BEGIN

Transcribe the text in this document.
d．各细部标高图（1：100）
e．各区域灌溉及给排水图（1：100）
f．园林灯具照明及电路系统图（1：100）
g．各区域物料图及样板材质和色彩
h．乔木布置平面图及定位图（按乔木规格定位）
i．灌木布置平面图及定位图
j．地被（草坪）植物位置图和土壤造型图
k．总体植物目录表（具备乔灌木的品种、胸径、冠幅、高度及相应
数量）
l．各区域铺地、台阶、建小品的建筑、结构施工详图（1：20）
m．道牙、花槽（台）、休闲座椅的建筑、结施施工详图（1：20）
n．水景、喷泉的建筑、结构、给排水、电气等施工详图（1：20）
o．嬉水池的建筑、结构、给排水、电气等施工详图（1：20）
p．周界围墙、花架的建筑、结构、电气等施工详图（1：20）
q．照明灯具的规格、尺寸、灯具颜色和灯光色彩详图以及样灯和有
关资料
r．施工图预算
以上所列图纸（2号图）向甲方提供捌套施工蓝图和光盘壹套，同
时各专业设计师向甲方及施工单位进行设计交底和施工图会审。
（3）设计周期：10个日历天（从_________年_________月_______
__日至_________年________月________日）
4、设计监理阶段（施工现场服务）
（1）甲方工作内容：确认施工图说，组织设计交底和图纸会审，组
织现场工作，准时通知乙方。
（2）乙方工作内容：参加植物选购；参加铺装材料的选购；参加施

END

## WRITTEN REQUEST
Write out every entry again, keeping each line exactly the same.

## RESULT
Transcribe the text in this document.
d．各细部标高图（1：100）
e．各区域灌溉及给排水图（1：100）
f．园林灯具照明及电路系统图（1：100）
g．各区域物料图及样板材质和色彩
h．乔木布置平面图及定位图（按乔木规格定位）
i．灌木布置平面图及定位图
j．地被（草坪）植物位置图和土壤造型图
k．总体植物目录表（具备乔灌木的品种、胸径、冠幅、高度及相应
数量）
l．各区域铺地、台阶、建小品的建筑、结构施工详图（1：20）
m．道牙、花槽（台）、休闲座椅的建筑、结施施工详图（1：20）
n．水景、喷泉的建筑、结构、给排水、电气等施工详图（1：20）
o．嬉水池的建筑、结构、给排水、电气等施工详图（1：20）
p．周界围墙、花架的建筑、结构、电气等施工详图（1：20）
q．照明灯具的规格、尺寸、灯具颜色和灯光色彩详图以及样灯和有
关资料
r．施工图预算
以上所列图纸（2号图）向甲方提供捌套施工蓝图和光盘壹套，同
时各专业设计师向甲方及施工单位进行设计交底和施工图会审。
（3）设计周期：10个日历天（从_________年_________月_______
__日至_________年________月________日）
4、设计监理阶段（施工现场服务）
（1）甲方工作内容：确认施工图说，组织设计交底和图纸会审，组
织现场工作，准时通知乙方。
（2）乙方工作内容：参加植物选购；参加铺装材料的选购；参加施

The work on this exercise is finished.